▸ **WORK TO COMPLETE**
Take the data that follows and retype it word for word.

Records from a data collection
__________________________________________________

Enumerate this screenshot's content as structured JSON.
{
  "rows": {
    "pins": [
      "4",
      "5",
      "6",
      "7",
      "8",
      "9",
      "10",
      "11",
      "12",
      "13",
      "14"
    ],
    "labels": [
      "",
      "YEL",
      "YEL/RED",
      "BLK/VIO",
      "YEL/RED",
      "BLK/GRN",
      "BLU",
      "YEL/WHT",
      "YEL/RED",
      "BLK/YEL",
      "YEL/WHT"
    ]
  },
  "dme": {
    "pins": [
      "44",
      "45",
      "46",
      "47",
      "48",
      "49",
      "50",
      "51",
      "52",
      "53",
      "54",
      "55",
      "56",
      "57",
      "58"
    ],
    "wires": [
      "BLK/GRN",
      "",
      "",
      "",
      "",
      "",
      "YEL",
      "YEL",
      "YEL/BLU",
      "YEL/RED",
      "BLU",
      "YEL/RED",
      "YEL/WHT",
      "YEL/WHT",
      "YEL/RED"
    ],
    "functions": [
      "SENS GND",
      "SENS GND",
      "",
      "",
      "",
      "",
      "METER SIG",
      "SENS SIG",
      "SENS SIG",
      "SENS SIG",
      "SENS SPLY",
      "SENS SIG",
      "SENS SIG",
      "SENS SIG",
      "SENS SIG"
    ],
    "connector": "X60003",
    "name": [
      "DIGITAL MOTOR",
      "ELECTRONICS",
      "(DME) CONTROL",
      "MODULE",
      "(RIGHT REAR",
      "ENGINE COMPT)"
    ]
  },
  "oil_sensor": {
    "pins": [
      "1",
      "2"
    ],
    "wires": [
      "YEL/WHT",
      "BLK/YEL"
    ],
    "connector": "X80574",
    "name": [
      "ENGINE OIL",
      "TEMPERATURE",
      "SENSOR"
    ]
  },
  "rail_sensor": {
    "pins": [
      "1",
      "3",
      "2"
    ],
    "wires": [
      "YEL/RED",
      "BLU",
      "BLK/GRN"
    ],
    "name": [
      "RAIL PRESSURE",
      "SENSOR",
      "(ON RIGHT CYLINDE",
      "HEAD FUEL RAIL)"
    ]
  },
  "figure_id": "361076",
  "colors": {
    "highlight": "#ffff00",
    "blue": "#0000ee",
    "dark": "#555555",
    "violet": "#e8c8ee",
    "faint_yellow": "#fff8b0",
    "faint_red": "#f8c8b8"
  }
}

__________________________________________________

▸ **SOLUTION FOR THIS EXERCISE**
Enumerate this screenshot's content as structured JSON.
{
  "rows": {
    "pins": [
      "4",
      "5",
      "6",
      "7",
      "8",
      "9",
      "10",
      "11",
      "12",
      "13",
      "14"
    ],
    "labels": [
      "",
      "YEL",
      "YEL/RED",
      "BLK/VIO",
      "YEL/RED",
      "BLK/GRN",
      "BLU",
      "YEL/WHT",
      "YEL/RED",
      "BLK/YEL",
      "YEL/WHT"
    ]
  },
  "dme": {
    "pins": [
      "44",
      "45",
      "46",
      "47",
      "48",
      "49",
      "50",
      "51",
      "52",
      "53",
      "54",
      "55",
      "56",
      "57",
      "58"
    ],
    "wires": [
      "BLK/GRN",
      "",
      "",
      "",
      "",
      "",
      "YEL",
      "YEL",
      "YEL/BLU",
      "YEL/RED",
      "BLU",
      "YEL/RED",
      "YEL/WHT",
      "YEL/WHT",
      "YEL/RED"
    ],
    "functions": [
      "SENS GND",
      "SENS GND",
      "",
      "",
      "",
      "",
      "METER SIG",
      "SENS SIG",
      "SENS SIG",
      "SENS SIG",
      "SENS SPLY",
      "SENS SIG",
      "SENS SIG",
      "SENS SIG",
      "SENS SIG"
    ],
    "connector": "X60003",
    "name": [
      "DIGITAL MOTOR",
      "ELECTRONICS",
      "(DME) CONTROL",
      "MODULE",
      "(RIGHT REAR",
      "ENGINE COMPT)"
    ]
  },
  "oil_sensor": {
    "pins": [
      "1",
      "2"
    ],
    "wires": [
      "YEL/WHT",
      "BLK/YEL"
    ],
    "connector": "X80574",
    "name": [
      "ENGINE OIL",
      "TEMPERATURE",
      "SENSOR"
    ]
  },
  "rail_sensor": {
    "pins": [
      "1",
      "3",
      "2"
    ],
    "wires": [
      "YEL/RED",
      "BLU",
      "BLK/GRN"
    ],
    "name": [
      "RAIL PRESSURE",
      "SENSOR",
      "(ON RIGHT CYLINDE",
      "HEAD FUEL RAIL)"
    ]
  },
  "figure_id": "361076",
  "colors": {
    "highlight": "#ffff00",
    "blue": "#0000ee",
    "dark": "#555555",
    "violet": "#e8c8ee",
    "faint_yellow": "#fff8b0",
    "faint_red": "#f8c8b8"
  }
}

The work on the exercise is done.